## WHAT THIS TASK INVOLVES
Lift out all lines below that contain "Chairman".

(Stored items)

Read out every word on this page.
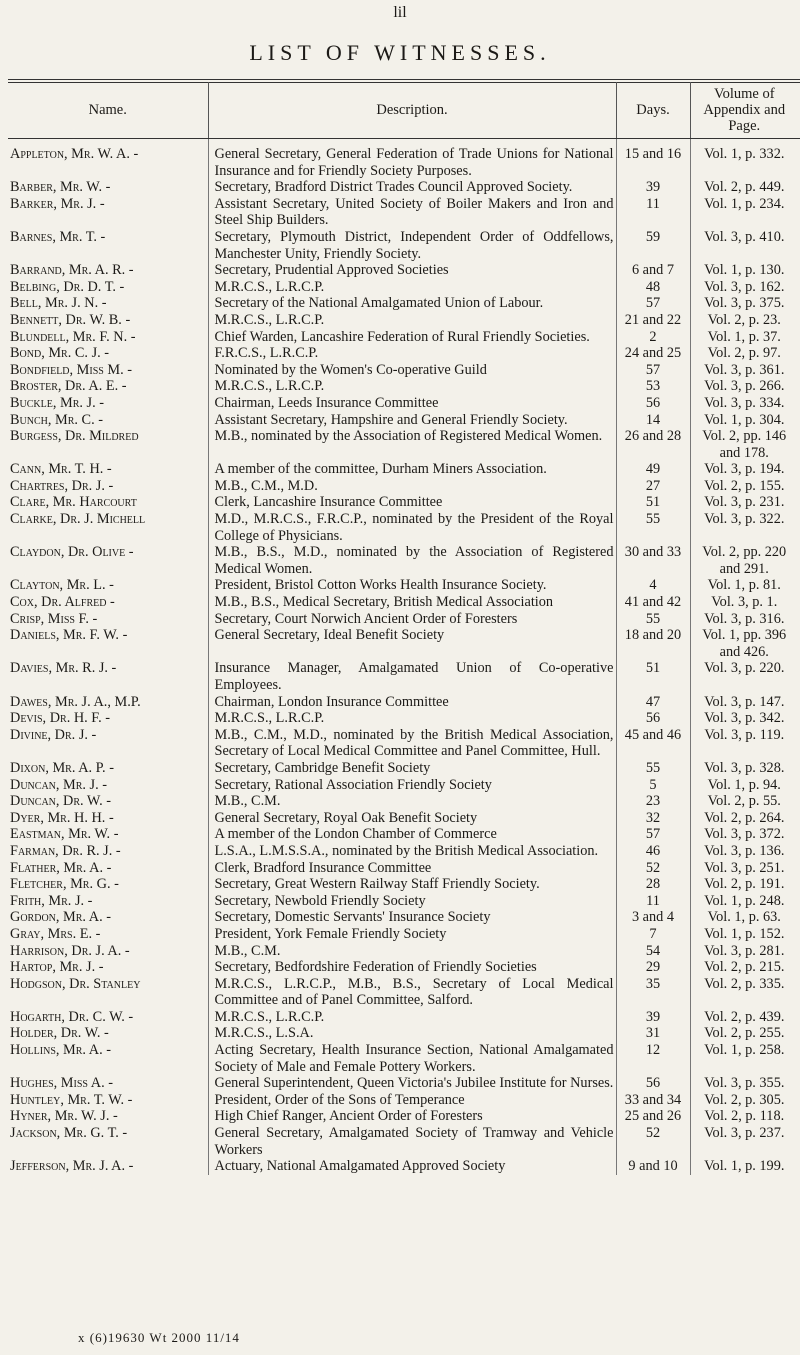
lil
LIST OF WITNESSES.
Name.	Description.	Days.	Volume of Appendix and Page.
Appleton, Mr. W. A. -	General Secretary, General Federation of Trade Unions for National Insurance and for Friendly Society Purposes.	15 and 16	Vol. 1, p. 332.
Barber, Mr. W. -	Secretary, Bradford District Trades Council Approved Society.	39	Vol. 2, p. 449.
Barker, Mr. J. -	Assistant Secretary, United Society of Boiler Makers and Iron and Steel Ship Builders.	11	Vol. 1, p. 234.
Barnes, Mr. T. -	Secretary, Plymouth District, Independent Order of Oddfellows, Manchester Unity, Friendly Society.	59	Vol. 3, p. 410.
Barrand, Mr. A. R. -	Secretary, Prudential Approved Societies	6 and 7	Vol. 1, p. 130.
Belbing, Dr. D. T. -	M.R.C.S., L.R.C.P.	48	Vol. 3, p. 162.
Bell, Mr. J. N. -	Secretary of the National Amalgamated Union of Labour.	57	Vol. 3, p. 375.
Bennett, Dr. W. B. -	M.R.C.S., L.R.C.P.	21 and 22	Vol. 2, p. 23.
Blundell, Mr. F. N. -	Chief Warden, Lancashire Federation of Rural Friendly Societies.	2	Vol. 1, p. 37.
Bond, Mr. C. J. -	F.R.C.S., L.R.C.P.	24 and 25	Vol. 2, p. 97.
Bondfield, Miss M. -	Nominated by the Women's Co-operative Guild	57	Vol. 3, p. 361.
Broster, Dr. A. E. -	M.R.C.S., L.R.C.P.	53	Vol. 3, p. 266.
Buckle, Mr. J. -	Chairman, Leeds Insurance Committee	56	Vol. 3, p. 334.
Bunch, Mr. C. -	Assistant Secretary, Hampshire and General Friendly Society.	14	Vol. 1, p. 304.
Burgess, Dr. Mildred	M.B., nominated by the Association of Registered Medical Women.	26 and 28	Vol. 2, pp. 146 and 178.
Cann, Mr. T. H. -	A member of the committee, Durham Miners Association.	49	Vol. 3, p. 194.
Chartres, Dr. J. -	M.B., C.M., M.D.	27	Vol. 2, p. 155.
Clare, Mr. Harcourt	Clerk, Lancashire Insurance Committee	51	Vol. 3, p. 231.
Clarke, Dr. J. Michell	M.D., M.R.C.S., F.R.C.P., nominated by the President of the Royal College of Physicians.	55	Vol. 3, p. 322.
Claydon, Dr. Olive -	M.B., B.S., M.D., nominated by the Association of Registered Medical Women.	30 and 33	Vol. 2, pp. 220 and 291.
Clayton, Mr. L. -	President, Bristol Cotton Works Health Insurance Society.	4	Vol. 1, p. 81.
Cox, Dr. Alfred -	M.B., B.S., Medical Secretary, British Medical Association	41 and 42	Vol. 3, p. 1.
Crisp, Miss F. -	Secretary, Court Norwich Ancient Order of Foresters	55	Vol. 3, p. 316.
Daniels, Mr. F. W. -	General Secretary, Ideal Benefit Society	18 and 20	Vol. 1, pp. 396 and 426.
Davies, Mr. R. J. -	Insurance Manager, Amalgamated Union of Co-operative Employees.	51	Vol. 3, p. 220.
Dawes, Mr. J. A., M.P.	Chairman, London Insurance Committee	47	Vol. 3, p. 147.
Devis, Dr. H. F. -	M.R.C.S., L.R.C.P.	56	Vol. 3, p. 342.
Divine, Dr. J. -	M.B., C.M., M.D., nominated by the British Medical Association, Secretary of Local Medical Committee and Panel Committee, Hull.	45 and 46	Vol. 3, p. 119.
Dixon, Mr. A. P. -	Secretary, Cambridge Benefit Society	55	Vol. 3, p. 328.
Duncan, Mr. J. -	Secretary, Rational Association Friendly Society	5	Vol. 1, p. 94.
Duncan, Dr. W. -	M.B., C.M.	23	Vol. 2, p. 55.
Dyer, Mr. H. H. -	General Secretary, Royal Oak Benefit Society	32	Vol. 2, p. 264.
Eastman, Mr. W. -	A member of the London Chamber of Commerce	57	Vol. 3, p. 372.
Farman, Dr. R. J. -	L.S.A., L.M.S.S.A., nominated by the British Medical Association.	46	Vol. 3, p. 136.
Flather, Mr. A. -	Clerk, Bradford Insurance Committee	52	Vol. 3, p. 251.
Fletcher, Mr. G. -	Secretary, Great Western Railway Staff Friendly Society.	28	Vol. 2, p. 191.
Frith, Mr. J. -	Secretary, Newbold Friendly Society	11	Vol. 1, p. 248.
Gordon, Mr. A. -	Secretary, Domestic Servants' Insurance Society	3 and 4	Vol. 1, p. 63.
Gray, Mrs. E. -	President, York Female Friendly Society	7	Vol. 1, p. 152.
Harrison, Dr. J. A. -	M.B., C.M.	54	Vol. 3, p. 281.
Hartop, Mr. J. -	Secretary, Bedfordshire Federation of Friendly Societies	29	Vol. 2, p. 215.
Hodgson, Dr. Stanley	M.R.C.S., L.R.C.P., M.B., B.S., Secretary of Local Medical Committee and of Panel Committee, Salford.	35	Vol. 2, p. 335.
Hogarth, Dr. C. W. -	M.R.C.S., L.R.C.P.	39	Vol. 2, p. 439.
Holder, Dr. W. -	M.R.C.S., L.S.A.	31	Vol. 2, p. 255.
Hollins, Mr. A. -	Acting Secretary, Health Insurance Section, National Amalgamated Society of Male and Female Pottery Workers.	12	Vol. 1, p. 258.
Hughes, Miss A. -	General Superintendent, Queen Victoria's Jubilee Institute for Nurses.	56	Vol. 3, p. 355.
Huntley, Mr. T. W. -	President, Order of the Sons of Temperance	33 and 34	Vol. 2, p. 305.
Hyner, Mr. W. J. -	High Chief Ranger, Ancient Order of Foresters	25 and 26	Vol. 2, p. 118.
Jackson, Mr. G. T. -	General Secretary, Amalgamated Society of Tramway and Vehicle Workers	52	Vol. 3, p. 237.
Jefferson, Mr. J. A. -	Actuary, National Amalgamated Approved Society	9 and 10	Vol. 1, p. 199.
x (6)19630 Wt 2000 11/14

## EXERCISE ANSWER
Buckle, Mr. J. -	Chairman, Leeds Insurance Committee	56	Vol. 3, p. 334.
Dawes, Mr. J. A., M.P.	Chairman, London Insurance Committee	47	Vol. 3, p. 147.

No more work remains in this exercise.